# STATED EXERCISE
Identify every line in the records below that contains the word "JSON", and copy each of those lines.

[Data items]
========
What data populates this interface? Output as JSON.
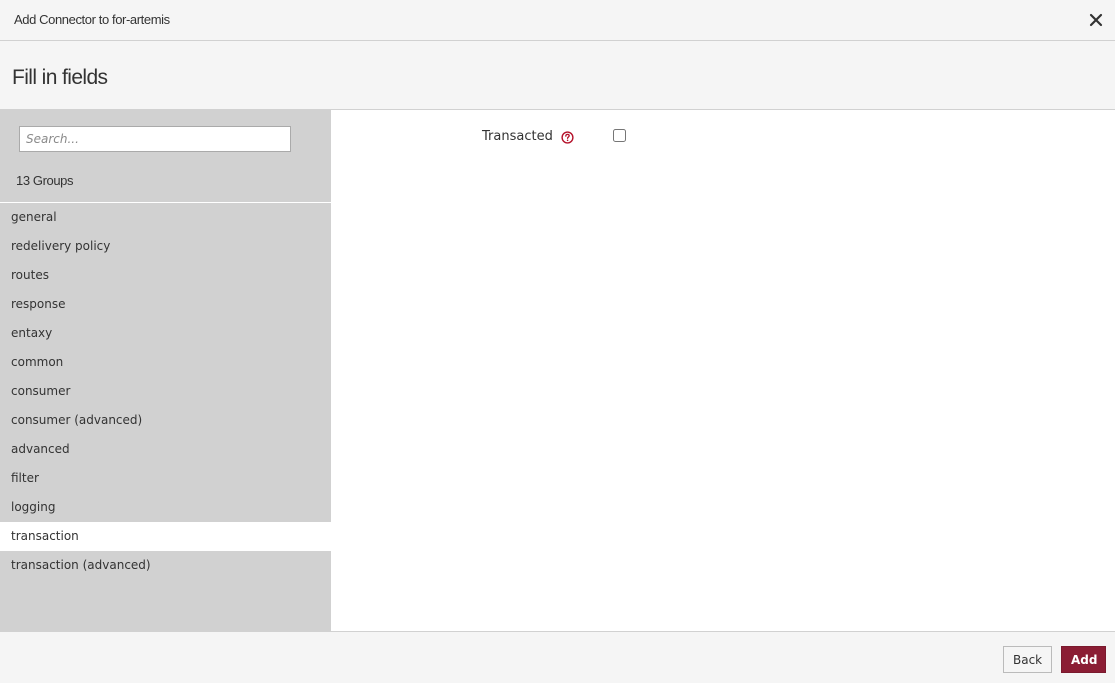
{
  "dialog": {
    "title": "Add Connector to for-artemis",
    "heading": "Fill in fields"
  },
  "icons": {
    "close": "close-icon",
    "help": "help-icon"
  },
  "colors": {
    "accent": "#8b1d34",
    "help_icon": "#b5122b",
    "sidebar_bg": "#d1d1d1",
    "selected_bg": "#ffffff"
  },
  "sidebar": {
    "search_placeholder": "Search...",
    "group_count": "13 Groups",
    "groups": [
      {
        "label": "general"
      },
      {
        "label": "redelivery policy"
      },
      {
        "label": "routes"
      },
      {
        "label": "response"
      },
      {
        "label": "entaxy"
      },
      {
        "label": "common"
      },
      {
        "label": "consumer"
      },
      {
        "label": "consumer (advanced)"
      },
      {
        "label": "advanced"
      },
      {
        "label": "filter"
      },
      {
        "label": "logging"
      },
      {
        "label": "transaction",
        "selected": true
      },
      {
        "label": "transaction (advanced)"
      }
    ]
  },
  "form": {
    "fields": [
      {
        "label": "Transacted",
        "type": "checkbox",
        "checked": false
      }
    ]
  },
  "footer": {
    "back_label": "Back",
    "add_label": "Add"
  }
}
========
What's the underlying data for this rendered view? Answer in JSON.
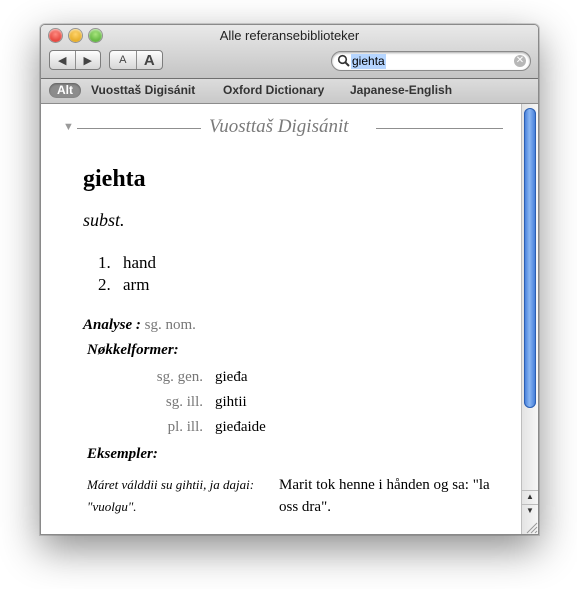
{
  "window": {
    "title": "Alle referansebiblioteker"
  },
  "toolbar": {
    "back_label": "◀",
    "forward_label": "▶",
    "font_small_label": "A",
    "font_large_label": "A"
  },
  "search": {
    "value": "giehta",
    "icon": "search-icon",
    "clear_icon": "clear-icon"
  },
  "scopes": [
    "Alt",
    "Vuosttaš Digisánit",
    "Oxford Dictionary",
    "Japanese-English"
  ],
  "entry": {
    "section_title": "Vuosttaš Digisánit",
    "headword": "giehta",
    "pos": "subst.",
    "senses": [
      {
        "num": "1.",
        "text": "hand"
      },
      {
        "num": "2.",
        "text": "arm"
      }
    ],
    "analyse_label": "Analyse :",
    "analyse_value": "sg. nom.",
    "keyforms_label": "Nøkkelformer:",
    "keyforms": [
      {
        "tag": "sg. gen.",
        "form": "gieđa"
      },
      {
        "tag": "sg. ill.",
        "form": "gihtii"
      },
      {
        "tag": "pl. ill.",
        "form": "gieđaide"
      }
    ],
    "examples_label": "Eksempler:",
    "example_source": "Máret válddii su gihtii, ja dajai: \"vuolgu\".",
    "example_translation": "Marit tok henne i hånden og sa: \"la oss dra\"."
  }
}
========
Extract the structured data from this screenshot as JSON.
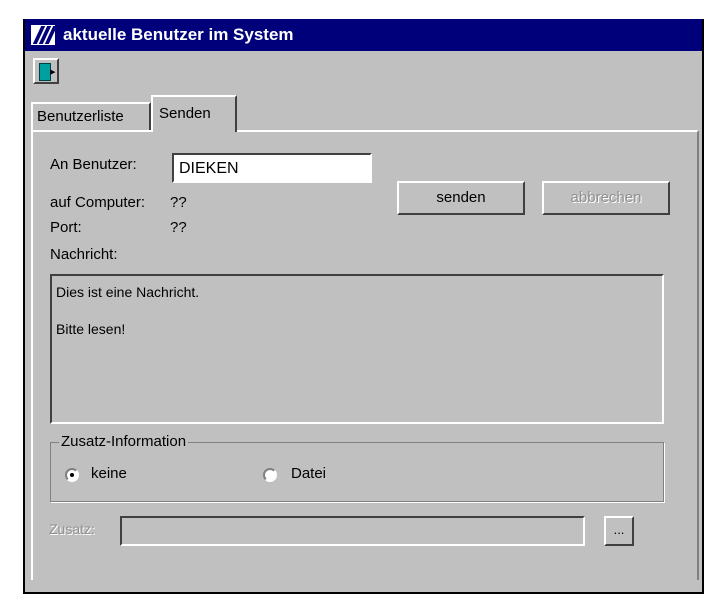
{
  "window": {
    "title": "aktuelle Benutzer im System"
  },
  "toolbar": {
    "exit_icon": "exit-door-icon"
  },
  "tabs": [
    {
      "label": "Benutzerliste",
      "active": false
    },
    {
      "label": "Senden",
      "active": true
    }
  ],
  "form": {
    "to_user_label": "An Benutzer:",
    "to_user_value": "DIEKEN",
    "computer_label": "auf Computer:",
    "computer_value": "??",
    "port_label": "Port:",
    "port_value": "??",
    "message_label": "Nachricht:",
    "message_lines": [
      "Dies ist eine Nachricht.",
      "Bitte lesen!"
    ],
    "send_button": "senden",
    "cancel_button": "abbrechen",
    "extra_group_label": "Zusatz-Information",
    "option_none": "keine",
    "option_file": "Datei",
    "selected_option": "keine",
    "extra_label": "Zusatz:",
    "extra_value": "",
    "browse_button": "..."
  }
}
========
# COMPLETED TASK
What data populates this interface? Output as JSON.
What's the underlying data for this rendered view? Answer in JSON.
Extract the structured data from this screenshot as JSON.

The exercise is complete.